Output all lines exactly, with nothing added or dropped.
** Start Rows **
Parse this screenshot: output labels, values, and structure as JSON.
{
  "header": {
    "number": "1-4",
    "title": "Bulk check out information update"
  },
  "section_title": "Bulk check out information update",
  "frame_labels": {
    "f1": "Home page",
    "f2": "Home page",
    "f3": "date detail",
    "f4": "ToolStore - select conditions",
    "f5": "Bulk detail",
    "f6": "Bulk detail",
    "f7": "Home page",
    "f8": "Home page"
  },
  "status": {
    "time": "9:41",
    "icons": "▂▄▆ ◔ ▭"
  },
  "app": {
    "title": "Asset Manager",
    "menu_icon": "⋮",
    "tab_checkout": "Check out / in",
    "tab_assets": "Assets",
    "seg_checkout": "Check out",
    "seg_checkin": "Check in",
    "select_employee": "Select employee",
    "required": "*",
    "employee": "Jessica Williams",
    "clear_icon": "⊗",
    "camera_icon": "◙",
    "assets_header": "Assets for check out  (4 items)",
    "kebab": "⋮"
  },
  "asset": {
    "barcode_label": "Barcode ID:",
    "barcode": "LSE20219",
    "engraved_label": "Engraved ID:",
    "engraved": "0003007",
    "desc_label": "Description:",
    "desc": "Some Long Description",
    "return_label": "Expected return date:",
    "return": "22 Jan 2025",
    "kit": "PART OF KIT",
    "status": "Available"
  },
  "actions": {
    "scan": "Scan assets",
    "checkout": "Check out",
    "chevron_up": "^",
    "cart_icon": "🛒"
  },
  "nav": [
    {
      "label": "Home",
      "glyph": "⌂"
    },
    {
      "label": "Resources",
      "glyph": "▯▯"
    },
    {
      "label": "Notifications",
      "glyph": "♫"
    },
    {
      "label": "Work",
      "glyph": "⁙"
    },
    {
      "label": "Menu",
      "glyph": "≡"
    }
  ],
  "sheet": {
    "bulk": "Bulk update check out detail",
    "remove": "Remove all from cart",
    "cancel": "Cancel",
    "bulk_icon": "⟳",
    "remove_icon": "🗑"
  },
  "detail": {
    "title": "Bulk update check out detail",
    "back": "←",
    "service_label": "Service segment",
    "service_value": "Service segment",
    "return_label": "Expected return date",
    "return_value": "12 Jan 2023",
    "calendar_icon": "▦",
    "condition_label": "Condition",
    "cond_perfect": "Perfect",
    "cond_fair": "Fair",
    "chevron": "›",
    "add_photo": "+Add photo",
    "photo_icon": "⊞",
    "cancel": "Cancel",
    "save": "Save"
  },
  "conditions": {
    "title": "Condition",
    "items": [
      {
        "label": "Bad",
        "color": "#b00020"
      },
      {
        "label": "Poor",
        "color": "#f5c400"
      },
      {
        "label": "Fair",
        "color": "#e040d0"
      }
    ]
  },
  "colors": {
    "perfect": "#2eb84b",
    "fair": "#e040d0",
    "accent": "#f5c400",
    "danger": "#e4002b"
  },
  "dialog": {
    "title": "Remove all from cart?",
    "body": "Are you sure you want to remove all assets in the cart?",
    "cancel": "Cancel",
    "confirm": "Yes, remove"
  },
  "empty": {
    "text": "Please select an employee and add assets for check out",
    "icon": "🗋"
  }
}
** End Rows **
Response to this exercise
Parse this screenshot: output labels, values, and structure as JSON.
{
  "header": {
    "number": "1-4",
    "title": "Bulk check out information update"
  },
  "section_title": "Bulk check out information update",
  "frame_labels": {
    "f1": "Home page",
    "f2": "Home page",
    "f3": "date detail",
    "f4": "ToolStore - select conditions",
    "f5": "Bulk detail",
    "f6": "Bulk detail",
    "f7": "Home page",
    "f8": "Home page"
  },
  "status": {
    "time": "9:41",
    "icons": "▂▄▆ ◔ ▭"
  },
  "app": {
    "title": "Asset Manager",
    "menu_icon": "⋮",
    "tab_checkout": "Check out / in",
    "tab_assets": "Assets",
    "seg_checkout": "Check out",
    "seg_checkin": "Check in",
    "select_employee": "Select employee",
    "required": "*",
    "employee": "Jessica Williams",
    "clear_icon": "⊗",
    "camera_icon": "◙",
    "assets_header": "Assets for check out  (4 items)",
    "kebab": "⋮"
  },
  "asset": {
    "barcode_label": "Barcode ID:",
    "barcode": "LSE20219",
    "engraved_label": "Engraved ID:",
    "engraved": "0003007",
    "desc_label": "Description:",
    "desc": "Some Long Description",
    "return_label": "Expected return date:",
    "return": "22 Jan 2025",
    "kit": "PART OF KIT",
    "status": "Available"
  },
  "actions": {
    "scan": "Scan assets",
    "checkout": "Check out",
    "chevron_up": "^",
    "cart_icon": "🛒"
  },
  "nav": [
    {
      "label": "Home",
      "glyph": "⌂"
    },
    {
      "label": "Resources",
      "glyph": "▯▯"
    },
    {
      "label": "Notifications",
      "glyph": "♫"
    },
    {
      "label": "Work",
      "glyph": "⁙"
    },
    {
      "label": "Menu",
      "glyph": "≡"
    }
  ],
  "sheet": {
    "bulk": "Bulk update check out detail",
    "remove": "Remove all from cart",
    "cancel": "Cancel",
    "bulk_icon": "⟳",
    "remove_icon": "🗑"
  },
  "detail": {
    "title": "Bulk update check out detail",
    "back": "←",
    "service_label": "Service segment",
    "service_value": "Service segment",
    "return_label": "Expected return date",
    "return_value": "12 Jan 2023",
    "calendar_icon": "▦",
    "condition_label": "Condition",
    "cond_perfect": "Perfect",
    "cond_fair": "Fair",
    "chevron": "›",
    "add_photo": "+Add photo",
    "photo_icon": "⊞",
    "cancel": "Cancel",
    "save": "Save"
  },
  "conditions": {
    "title": "Condition",
    "items": [
      {
        "label": "Bad",
        "color": "#b00020"
      },
      {
        "label": "Poor",
        "color": "#f5c400"
      },
      {
        "label": "Fair",
        "color": "#e040d0"
      }
    ]
  },
  "colors": {
    "perfect": "#2eb84b",
    "fair": "#e040d0",
    "accent": "#f5c400",
    "danger": "#e4002b"
  },
  "dialog": {
    "title": "Remove all from cart?",
    "body": "Are you sure you want to remove all assets in the cart?",
    "cancel": "Cancel",
    "confirm": "Yes, remove"
  },
  "empty": {
    "text": "Please select an employee and add assets for check out",
    "icon": "🗋"
  }
}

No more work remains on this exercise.